Description of the task:
Copy each line exactly. Drop every picture.

(Recorded data)
================================

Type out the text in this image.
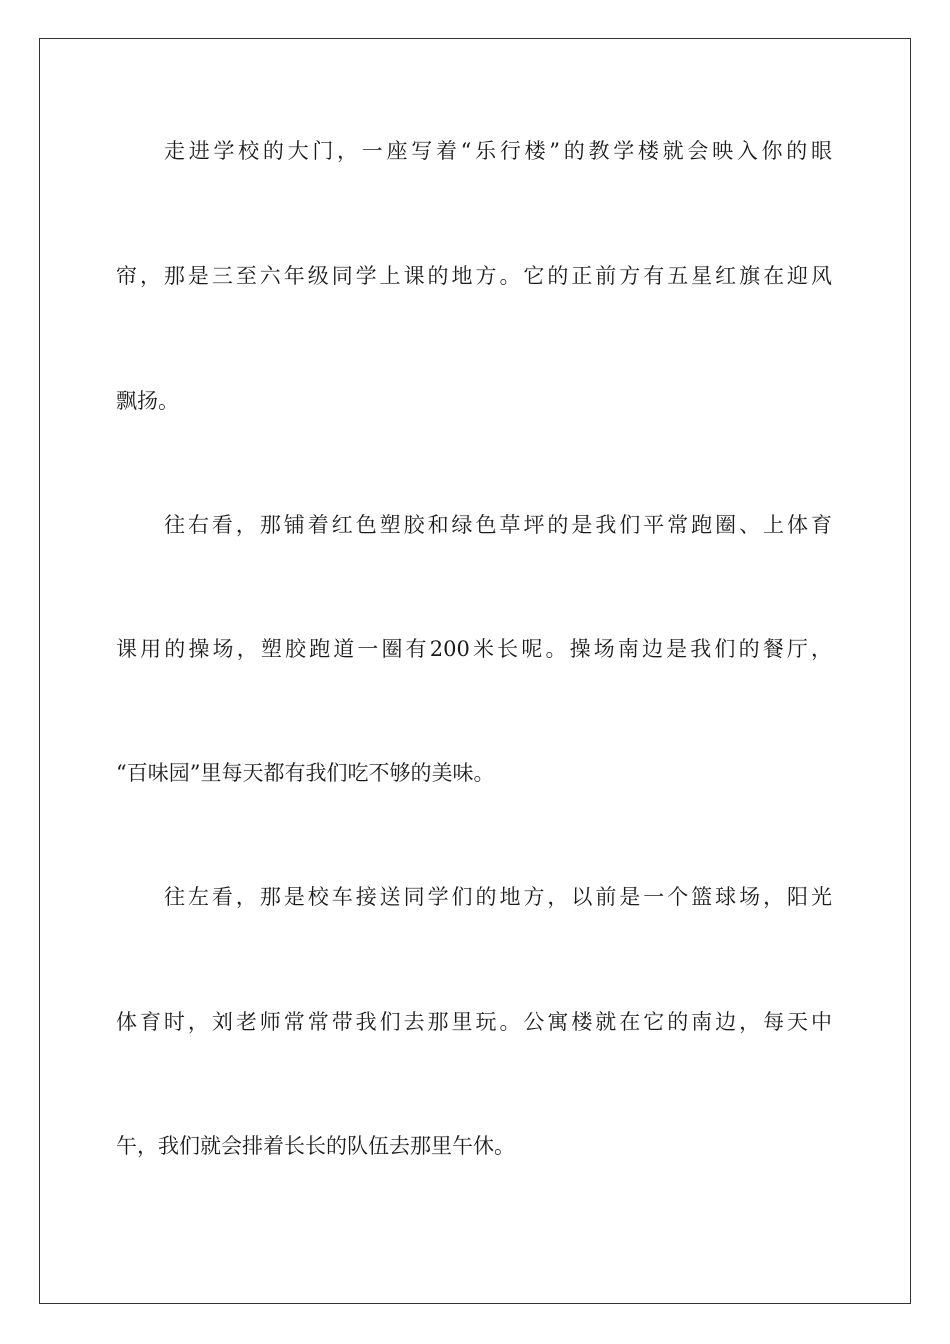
走进学校的大门，一座写着“乐行楼”的教学楼就会映入你的眼
帘，那是三至六年级同学上课的地方。它的正前方有五星红旗在迎风
飘扬。
往右看，那铺着红色塑胶和绿色草坪的是我们平常跑圈、上体育
课用的操场，塑胶跑道一圈有200米长呢。操场南边是我们的餐厅，
“百味园”里每天都有我们吃不够的美味。
往左看，那是校车接送同学们的地方，以前是一个篮球场，阳光
体育时，刘老师常常带我们去那里玩。公寓楼就在它的南边，每天中
午，我们就会排着长长的队伍去那里午休。
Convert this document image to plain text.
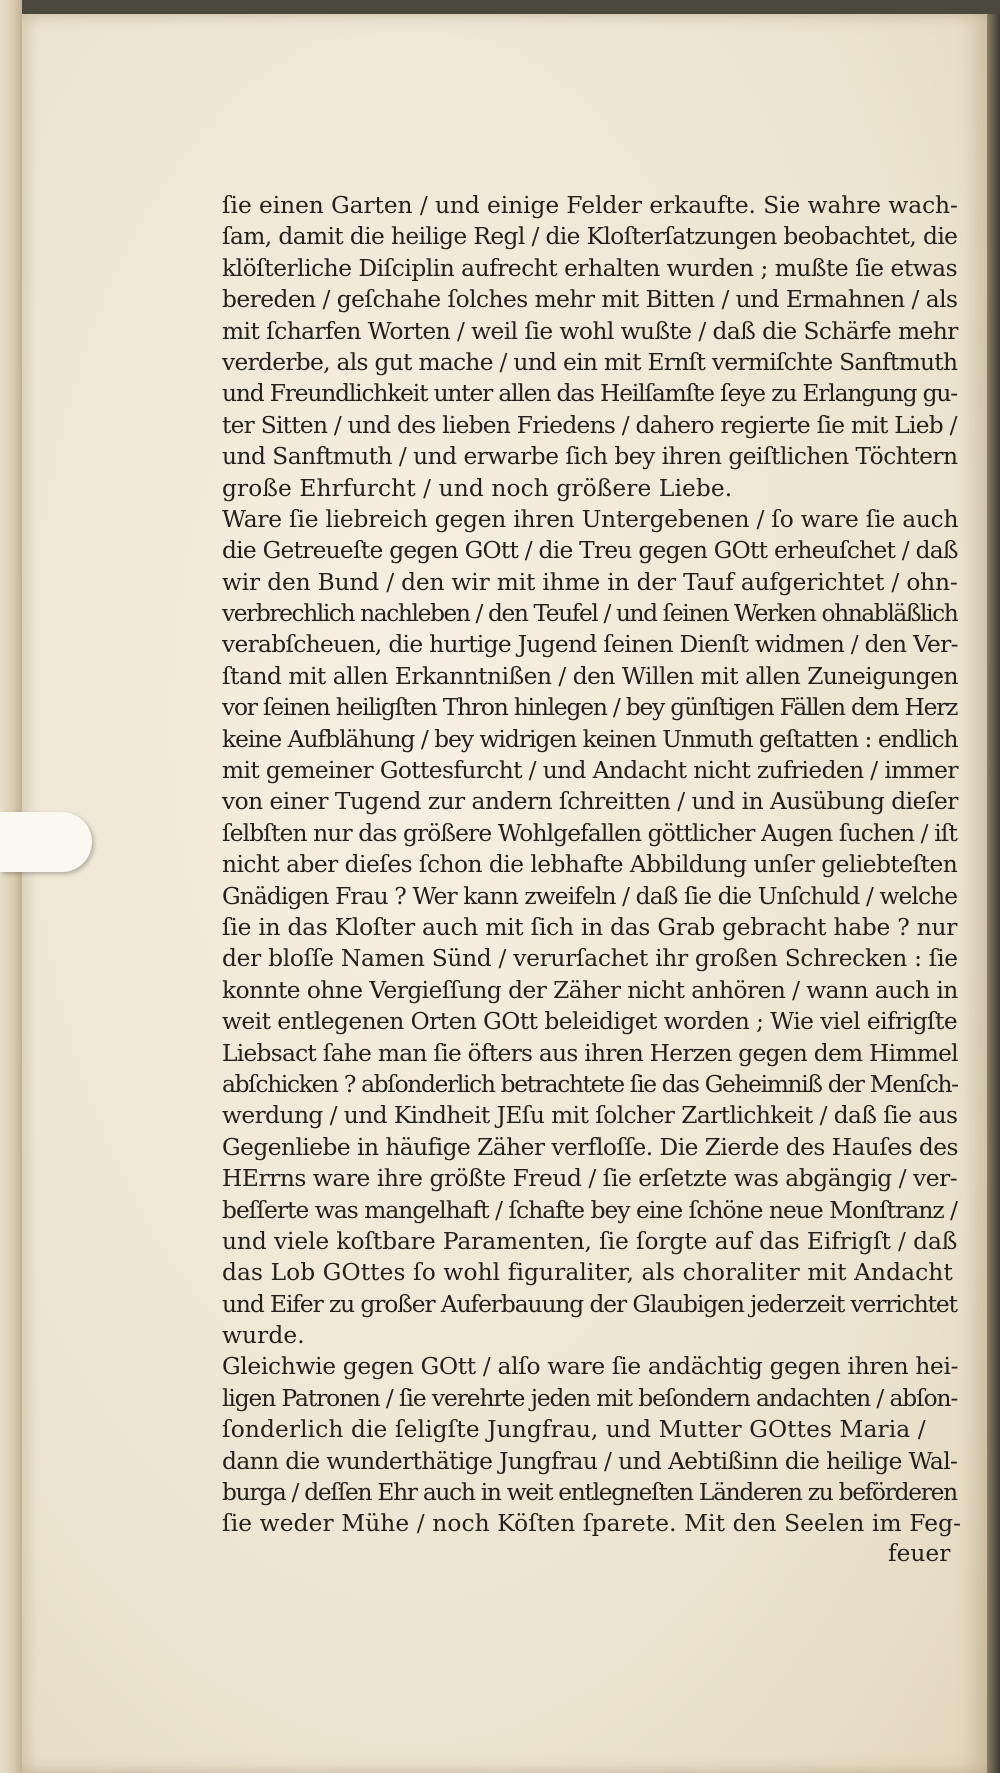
ſie einen Garten / und einige Felder erkaufte. Sie wahre wach-
ſam, damit die heilige Regl / die Kloſterſatzungen beobachtet, die
klöſterliche Diſciplin aufrecht erhalten wurden ; mußte ſie etwas
bereden / geſchahe ſolches mehr mit Bitten / und Ermahnen / als
mit ſcharfen Worten / weil ſie wohl wußte / daß die Schärfe mehr
verderbe, als gut mache / und ein mit Ernſt vermiſchte Sanftmuth
und Freundlichkeit unter allen das Heilſamſte ſeye zu Erlangung gu-
ter Sitten / und des lieben Friedens / dahero regierte ſie mit Lieb /
und Sanftmuth / und erwarbe ſich bey ihren geiſtlichen Töchtern
große Ehrfurcht / und noch größere Liebe.
Ware ſie liebreich gegen ihren Untergebenen / ſo ware ſie auch
die Getreueſte gegen GOtt / die Treu gegen GOtt erheuſchet / daß
wir den Bund / den wir mit ihme in der Tauf aufgerichtet / ohn-
verbrechlich nachleben / den Teufel / und ſeinen Werken ohnabläßlich
verabſcheuen, die hurtige Jugend ſeinen Dienſt widmen / den Ver-
ſtand mit allen Erkanntnißen / den Willen mit allen Zuneigungen
vor ſeinen heiligſten Thron hinlegen / bey günſtigen Fällen dem Herz
keine Aufblähung / bey widrigen keinen Unmuth geſtatten : endlich
mit gemeiner Gottesfurcht / und Andacht nicht zufrieden / immer
von einer Tugend zur andern ſchreitten / und in Ausübung dieſer
ſelbſten nur das größere Wohlgefallen göttlicher Augen ſuchen / iſt
nicht aber dieſes ſchon die lebhafte Abbildung unſer geliebteſten
Gnädigen Frau ? Wer kann zweifeln / daß ſie die Unſchuld / welche
ſie in das Kloſter auch mit ſich in das Grab gebracht habe ? nur
der bloſſe Namen Sünd / verurſachet ihr großen Schrecken : ſie
konnte ohne Vergieſſung der Zäher nicht anhören / wann auch in
weit entlegenen Orten GOtt beleidiget worden ; Wie viel eifrigſte
Liebsact ſahe man ſie öfters aus ihren Herzen gegen dem Himmel
abſchicken ? abſonderlich betrachtete ſie das Geheimniß der Menſch-
werdung / und Kindheit JEſu mit ſolcher Zartlichkeit / daß ſie aus
Gegenliebe in häufige Zäher verfloſſe. Die Zierde des Hauſes des
HErrns ware ihre größte Freud / ſie erſetzte was abgängig / ver-
beſſerte was mangelhaft / ſchafte bey eine ſchöne neue Monſtranz /
und viele koſtbare Paramenten, ſie ſorgte auf das Eifrigſt / daß
das Lob GOttes ſo wohl figuraliter, als choraliter mit Andacht
und Eifer zu großer Auferbauung der Glaubigen jederzeit verrichtet
wurde.
Gleichwie gegen GOtt / alſo ware ſie andächtig gegen ihren hei-
ligen Patronen / ſie verehrte jeden mit beſondern andachten / abſon-
ſonderlich die ſeligſte Jungfrau, und Mutter GOttes Maria /
dann die wunderthätige Jungfrau / und Aebtißinn die heilige Wal-
burga / deſſen Ehr auch in weit entlegneſten Länderen zu beförderen
ſie weder Mühe / noch Köſten ſparete. Mit den Seelen im Feg-
feuer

================================

Solution for this exercise:
Type out the text in this image.
走进学校的大门，一座写着“乐行楼”的教学楼就会映入你的眼
帘，那是三至六年级同学上课的地方。它的正前方有五星红旗在迎风
飘扬。
往右看，那铺着红色塑胶和绿色草坪的是我们平常跑圈、上体育
课用的操场，塑胶跑道一圈有200米长呢。操场南边是我们的餐厅，
“百味园”里每天都有我们吃不够的美味。
往左看，那是校车接送同学们的地方，以前是一个篮球场，阳光
体育时，刘老师常常带我们去那里玩。公寓楼就在它的南边，每天中
午，我们就会排着长长的队伍去那里午休。
Convert this document image to plain text.
ſie einen Garten / und einige Felder erkaufte. Sie wahre wach-
ſam, damit die heilige Regl / die Kloſterſatzungen beobachtet, die
klöſterliche Diſciplin aufrecht erhalten wurden ; mußte ſie etwas
bereden / geſchahe ſolches mehr mit Bitten / und Ermahnen / als
mit ſcharfen Worten / weil ſie wohl wußte / daß die Schärfe mehr
verderbe, als gut mache / und ein mit Ernſt vermiſchte Sanftmuth
und Freundlichkeit unter allen das Heilſamſte ſeye zu Erlangung gu-
ter Sitten / und des lieben Friedens / dahero regierte ſie mit Lieb /
und Sanftmuth / und erwarbe ſich bey ihren geiſtlichen Töchtern
große Ehrfurcht / und noch größere Liebe.
Ware ſie liebreich gegen ihren Untergebenen / ſo ware ſie auch
die Getreueſte gegen GOtt / die Treu gegen GOtt erheuſchet / daß
wir den Bund / den wir mit ihme in der Tauf aufgerichtet / ohn-
verbrechlich nachleben / den Teufel / und ſeinen Werken ohnabläßlich
verabſcheuen, die hurtige Jugend ſeinen Dienſt widmen / den Ver-
ſtand mit allen Erkanntnißen / den Willen mit allen Zuneigungen
vor ſeinen heiligſten Thron hinlegen / bey günſtigen Fällen dem Herz
keine Aufblähung / bey widrigen keinen Unmuth geſtatten : endlich
mit gemeiner Gottesfurcht / und Andacht nicht zufrieden / immer
von einer Tugend zur andern ſchreitten / und in Ausübung dieſer
ſelbſten nur das größere Wohlgefallen göttlicher Augen ſuchen / iſt
nicht aber dieſes ſchon die lebhafte Abbildung unſer geliebteſten
Gnädigen Frau ? Wer kann zweifeln / daß ſie die Unſchuld / welche
ſie in das Kloſter auch mit ſich in das Grab gebracht habe ? nur
der bloſſe Namen Sünd / verurſachet ihr großen Schrecken : ſie
konnte ohne Vergieſſung der Zäher nicht anhören / wann auch in
weit entlegenen Orten GOtt beleidiget worden ; Wie viel eifrigſte
Liebsact ſahe man ſie öfters aus ihren Herzen gegen dem Himmel
abſchicken ? abſonderlich betrachtete ſie das Geheimniß der Menſch-
werdung / und Kindheit JEſu mit ſolcher Zartlichkeit / daß ſie aus
Gegenliebe in häufige Zäher verfloſſe. Die Zierde des Hauſes des
HErrns ware ihre größte Freud / ſie erſetzte was abgängig / ver-
beſſerte was mangelhaft / ſchafte bey eine ſchöne neue Monſtranz /
und viele koſtbare Paramenten, ſie ſorgte auf das Eifrigſt / daß
das Lob GOttes ſo wohl figuraliter, als choraliter mit Andacht
und Eifer zu großer Auferbauung der Glaubigen jederzeit verrichtet
wurde.
Gleichwie gegen GOtt / alſo ware ſie andächtig gegen ihren hei-
ligen Patronen / ſie verehrte jeden mit beſondern andachten / abſon-
ſonderlich die ſeligſte Jungfrau, und Mutter GOttes Maria /
dann die wunderthätige Jungfrau / und Aebtißinn die heilige Wal-
burga / deſſen Ehr auch in weit entlegneſten Länderen zu beförderen
ſie weder Mühe / noch Köſten ſparete. Mit den Seelen im Feg-
feuer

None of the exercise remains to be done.